#### [What is required]
In the records below, pick out all lines containing the word "this".

:: Provided material

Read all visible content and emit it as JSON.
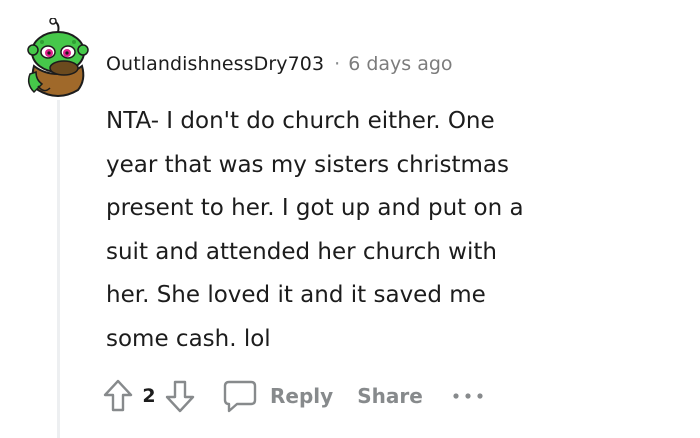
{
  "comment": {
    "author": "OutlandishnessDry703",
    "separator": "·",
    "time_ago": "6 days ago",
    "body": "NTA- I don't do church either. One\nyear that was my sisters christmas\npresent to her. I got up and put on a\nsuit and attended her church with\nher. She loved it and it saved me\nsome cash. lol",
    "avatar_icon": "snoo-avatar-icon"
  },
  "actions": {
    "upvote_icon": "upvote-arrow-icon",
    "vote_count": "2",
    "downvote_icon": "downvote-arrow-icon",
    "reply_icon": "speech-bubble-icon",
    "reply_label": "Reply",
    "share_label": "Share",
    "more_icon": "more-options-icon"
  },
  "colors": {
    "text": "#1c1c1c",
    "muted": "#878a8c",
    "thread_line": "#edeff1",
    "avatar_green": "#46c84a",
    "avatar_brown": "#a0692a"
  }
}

::::
:: Provided material

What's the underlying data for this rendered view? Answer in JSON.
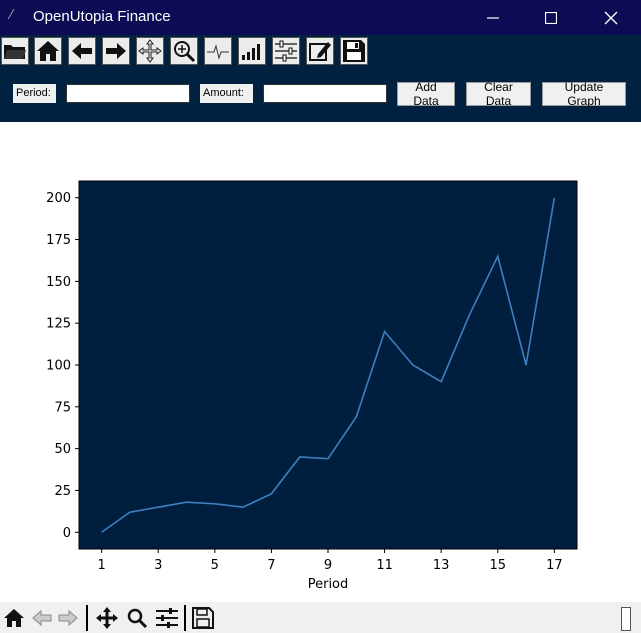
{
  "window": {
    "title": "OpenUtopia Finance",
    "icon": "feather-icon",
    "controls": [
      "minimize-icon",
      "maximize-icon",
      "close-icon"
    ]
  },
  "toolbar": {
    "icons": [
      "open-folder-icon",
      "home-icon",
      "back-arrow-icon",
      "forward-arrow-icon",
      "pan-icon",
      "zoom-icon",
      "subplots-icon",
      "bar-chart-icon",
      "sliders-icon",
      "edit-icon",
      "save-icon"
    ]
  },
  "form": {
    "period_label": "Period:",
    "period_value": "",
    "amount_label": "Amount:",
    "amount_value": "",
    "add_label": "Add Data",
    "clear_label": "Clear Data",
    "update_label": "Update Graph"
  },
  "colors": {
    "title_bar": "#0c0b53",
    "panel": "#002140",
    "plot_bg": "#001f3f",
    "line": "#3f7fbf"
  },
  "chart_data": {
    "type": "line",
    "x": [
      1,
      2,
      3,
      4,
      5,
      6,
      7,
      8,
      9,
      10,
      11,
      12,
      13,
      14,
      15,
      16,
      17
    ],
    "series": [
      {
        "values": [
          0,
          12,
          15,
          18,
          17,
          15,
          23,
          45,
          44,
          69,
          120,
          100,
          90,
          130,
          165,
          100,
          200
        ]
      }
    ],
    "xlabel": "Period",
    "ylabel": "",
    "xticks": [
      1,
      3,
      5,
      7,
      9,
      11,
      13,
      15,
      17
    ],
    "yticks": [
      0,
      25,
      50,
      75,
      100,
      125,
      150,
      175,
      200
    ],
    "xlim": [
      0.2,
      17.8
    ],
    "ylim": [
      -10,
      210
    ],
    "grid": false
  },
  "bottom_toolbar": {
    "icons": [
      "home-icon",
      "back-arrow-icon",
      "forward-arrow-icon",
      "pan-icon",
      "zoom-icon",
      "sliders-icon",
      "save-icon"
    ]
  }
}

::::
:: Provided material

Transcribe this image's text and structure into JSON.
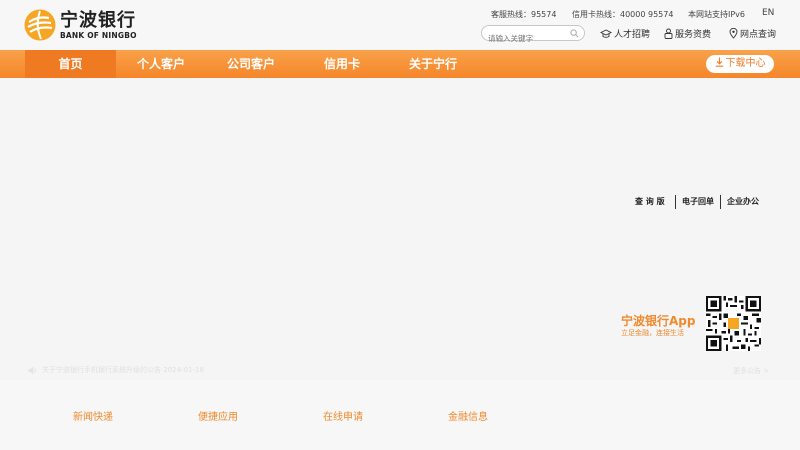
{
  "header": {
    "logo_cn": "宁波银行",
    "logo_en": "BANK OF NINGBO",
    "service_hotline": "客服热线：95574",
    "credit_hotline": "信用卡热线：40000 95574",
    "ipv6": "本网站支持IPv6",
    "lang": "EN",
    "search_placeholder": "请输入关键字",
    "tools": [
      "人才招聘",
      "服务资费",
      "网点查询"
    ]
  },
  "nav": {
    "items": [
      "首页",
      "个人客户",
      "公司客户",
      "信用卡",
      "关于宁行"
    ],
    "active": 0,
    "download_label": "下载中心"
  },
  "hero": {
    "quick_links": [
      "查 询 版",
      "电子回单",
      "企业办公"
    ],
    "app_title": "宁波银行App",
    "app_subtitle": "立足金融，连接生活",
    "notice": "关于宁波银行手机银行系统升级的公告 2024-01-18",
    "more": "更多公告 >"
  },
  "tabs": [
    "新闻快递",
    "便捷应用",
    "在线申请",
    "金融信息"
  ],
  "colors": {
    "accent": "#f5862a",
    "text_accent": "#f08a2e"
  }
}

::::

#### [Exercise answer]
What's the underlying data for this rendered view? Answer in JSON.
Transcribe this image's text and structure into JSON.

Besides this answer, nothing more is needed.